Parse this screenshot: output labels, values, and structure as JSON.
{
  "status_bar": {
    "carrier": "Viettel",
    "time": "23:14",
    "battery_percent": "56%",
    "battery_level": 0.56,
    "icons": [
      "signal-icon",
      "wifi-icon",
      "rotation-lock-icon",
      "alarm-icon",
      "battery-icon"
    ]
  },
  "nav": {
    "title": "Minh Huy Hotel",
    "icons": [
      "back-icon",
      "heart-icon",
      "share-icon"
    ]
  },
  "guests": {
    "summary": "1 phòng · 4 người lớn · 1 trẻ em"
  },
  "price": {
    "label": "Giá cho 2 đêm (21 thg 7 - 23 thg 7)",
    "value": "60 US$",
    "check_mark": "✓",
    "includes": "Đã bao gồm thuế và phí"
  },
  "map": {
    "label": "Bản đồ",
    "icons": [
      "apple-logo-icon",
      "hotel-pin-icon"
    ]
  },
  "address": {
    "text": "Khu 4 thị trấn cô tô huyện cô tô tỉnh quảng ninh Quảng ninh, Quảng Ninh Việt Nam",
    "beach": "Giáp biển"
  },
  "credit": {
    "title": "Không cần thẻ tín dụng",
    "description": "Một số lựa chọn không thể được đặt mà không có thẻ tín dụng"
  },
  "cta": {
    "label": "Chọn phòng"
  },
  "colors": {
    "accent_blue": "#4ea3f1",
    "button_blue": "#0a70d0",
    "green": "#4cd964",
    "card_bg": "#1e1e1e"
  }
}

Instructions for the task — How many of these lines contain "phòng"? Write only the number.

Solution to the problem — 2